Stated task —
Each line below should be retyped exactly, with no pictures.

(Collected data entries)
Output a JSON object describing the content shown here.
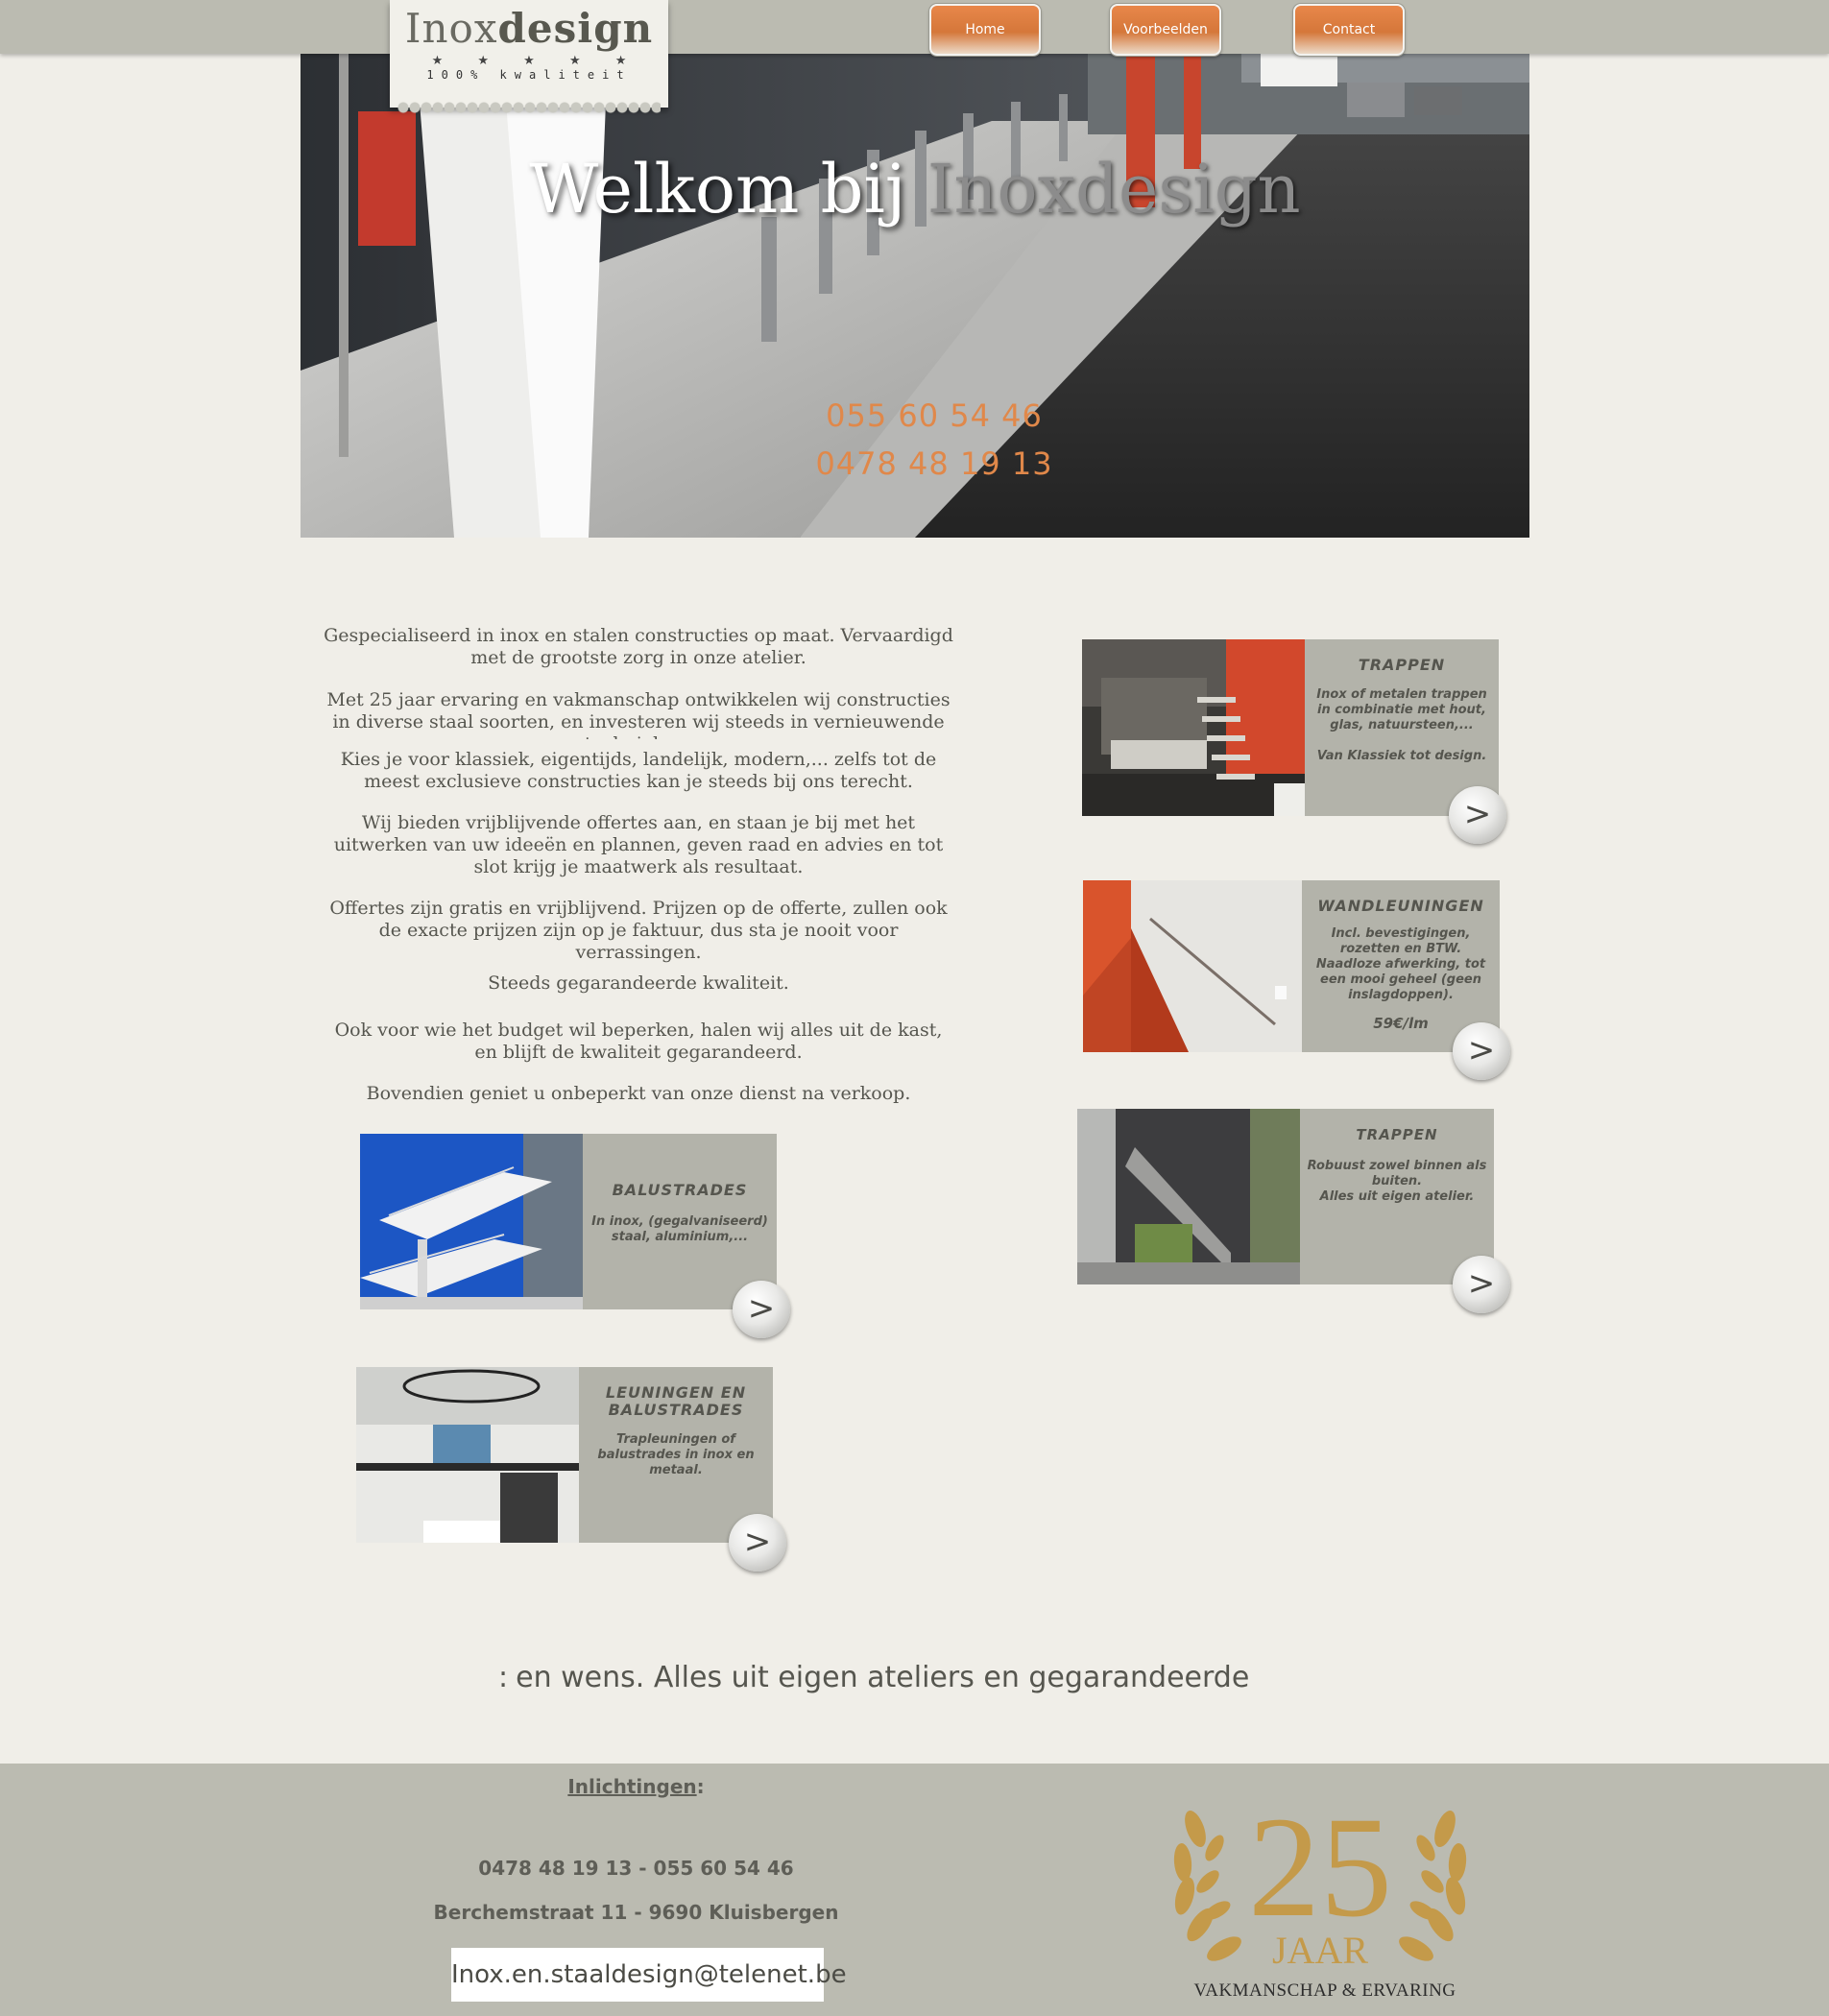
{
  "logo": {
    "name_light": "Inox",
    "name_bold": "design",
    "stars": "★ ★ ★ ★ ★",
    "tagline": "100% kwaliteit"
  },
  "nav": {
    "items": [
      {
        "label": "Home"
      },
      {
        "label": "Voorbeelden"
      },
      {
        "label": "Contact"
      }
    ]
  },
  "hero": {
    "title_part1": "Welkom bij ",
    "title_part2": "Inoxdesign",
    "phone1": "055 60 54 46",
    "phone2": "0478 48 19 13"
  },
  "intro": {
    "p1": "Gespecialiseerd in inox en stalen constructies op maat.  Vervaardigd met de grootste zorg in onze atelier.",
    "p2": "Met 25 jaar ervaring en vakmanschap ontwikkelen wij constructies in diverse staal soorten, en investeren wij steeds in vernieuwende technieken.",
    "p3": "Kies je voor klassiek, eigentijds, landelijk, modern,... zelfs tot de meest exclusieve constructies kan je steeds bij ons terecht.",
    "p4": "Wij bieden vrijblijvende offertes aan, en staan je bij met het uitwerken van uw ideeën en plannen, geven raad en advies en tot slot krijg je maatwerk als resultaat.",
    "p5": "Offertes zijn gratis en vrijblijvend.  Prijzen op de offerte, zullen ook de exacte prijzen zijn op je faktuur, dus sta je nooit voor verrassingen.",
    "p6": "Steeds gegarandeerde kwaliteit.",
    "p7": "Ook voor wie het budget wil beperken, halen wij alles uit de kast, en blijft de kwaliteit gegarandeerd.",
    "p8": "Bovendien geniet u onbeperkt van onze dienst na verkoop."
  },
  "cards": {
    "trappen1": {
      "title": "TRAPPEN",
      "desc": "Inox of metalen trappen in combinatie met hout, glas, natuursteen,...\n\nVan Klassiek tot design.",
      "arrow": ">"
    },
    "wandleuningen": {
      "title": "WANDLEUNINGEN",
      "desc": "Incl. bevestigingen, rozetten en BTW.\nNaadloze afwerking, tot een mooi geheel (geen inslagdoppen).",
      "price": "59€/lm",
      "arrow": ">"
    },
    "trappen2": {
      "title": "TRAPPEN",
      "desc": "Robuust zowel binnen als buiten.\nAlles uit eigen atelier.",
      "arrow": ">"
    },
    "balustrades": {
      "title": "BALUSTRADES",
      "desc": "In inox, (gegalvaniseerd) staal, aluminium,...",
      "arrow": ">"
    },
    "leuningen": {
      "title": "LEUNINGEN EN BALUSTRADES",
      "desc": "Trapleuningen of balustrades in inox en metaal.",
      "arrow": ">"
    }
  },
  "marquee": {
    "text": "en wens.  Alles uit eigen ateliers en gegarandeerde"
  },
  "footer": {
    "heading": "Inlichtingen",
    "heading_suffix": ":",
    "phones": "0478 48 19 13 - 055 60 54 46",
    "address": "Berchemstraat 11 - 9690 Kluisbergen",
    "email": "Inox.en.staaldesign@telenet.be",
    "badge_number": "25",
    "badge_word": "JAAR",
    "badge_caption": "VAKMANSCHAP & ERVARING"
  },
  "colors": {
    "accent": "#e0884a",
    "bar": "#bbbbb1",
    "card": "#b3b3aa",
    "gold": "#c49a4a"
  }
}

Written solution —
Output a JSON object describing the content shown here.
{
  "logo": {
    "name_light": "Inox",
    "name_bold": "design",
    "stars": "★ ★ ★ ★ ★",
    "tagline": "100% kwaliteit"
  },
  "nav": {
    "items": [
      {
        "label": "Home"
      },
      {
        "label": "Voorbeelden"
      },
      {
        "label": "Contact"
      }
    ]
  },
  "hero": {
    "title_part1": "Welkom bij ",
    "title_part2": "Inoxdesign",
    "phone1": "055 60 54 46",
    "phone2": "0478 48 19 13"
  },
  "intro": {
    "p1": "Gespecialiseerd in inox en stalen constructies op maat.  Vervaardigd met de grootste zorg in onze atelier.",
    "p2": "Met 25 jaar ervaring en vakmanschap ontwikkelen wij constructies in diverse staal soorten, en investeren wij steeds in vernieuwende technieken.",
    "p3": "Kies je voor klassiek, eigentijds, landelijk, modern,... zelfs tot de meest exclusieve constructies kan je steeds bij ons terecht.",
    "p4": "Wij bieden vrijblijvende offertes aan, en staan je bij met het uitwerken van uw ideeën en plannen, geven raad en advies en tot slot krijg je maatwerk als resultaat.",
    "p5": "Offertes zijn gratis en vrijblijvend.  Prijzen op de offerte, zullen ook de exacte prijzen zijn op je faktuur, dus sta je nooit voor verrassingen.",
    "p6": "Steeds gegarandeerde kwaliteit.",
    "p7": "Ook voor wie het budget wil beperken, halen wij alles uit de kast, en blijft de kwaliteit gegarandeerd.",
    "p8": "Bovendien geniet u onbeperkt van onze dienst na verkoop."
  },
  "cards": {
    "trappen1": {
      "title": "TRAPPEN",
      "desc": "Inox of metalen trappen in combinatie met hout, glas, natuursteen,...\n\nVan Klassiek tot design.",
      "arrow": ">"
    },
    "wandleuningen": {
      "title": "WANDLEUNINGEN",
      "desc": "Incl. bevestigingen, rozetten en BTW.\nNaadloze afwerking, tot een mooi geheel (geen inslagdoppen).",
      "price": "59€/lm",
      "arrow": ">"
    },
    "trappen2": {
      "title": "TRAPPEN",
      "desc": "Robuust zowel binnen als buiten.\nAlles uit eigen atelier.",
      "arrow": ">"
    },
    "balustrades": {
      "title": "BALUSTRADES",
      "desc": "In inox, (gegalvaniseerd) staal, aluminium,...",
      "arrow": ">"
    },
    "leuningen": {
      "title": "LEUNINGEN EN BALUSTRADES",
      "desc": "Trapleuningen of balustrades in inox en metaal.",
      "arrow": ">"
    }
  },
  "marquee": {
    "text": "en wens.  Alles uit eigen ateliers en gegarandeerde"
  },
  "footer": {
    "heading": "Inlichtingen",
    "heading_suffix": ":",
    "phones": "0478 48 19 13 - 055 60 54 46",
    "address": "Berchemstraat 11 - 9690 Kluisbergen",
    "email": "Inox.en.staaldesign@telenet.be",
    "badge_number": "25",
    "badge_word": "JAAR",
    "badge_caption": "VAKMANSCHAP & ERVARING"
  },
  "colors": {
    "accent": "#e0884a",
    "bar": "#bbbbb1",
    "card": "#b3b3aa",
    "gold": "#c49a4a"
  }
}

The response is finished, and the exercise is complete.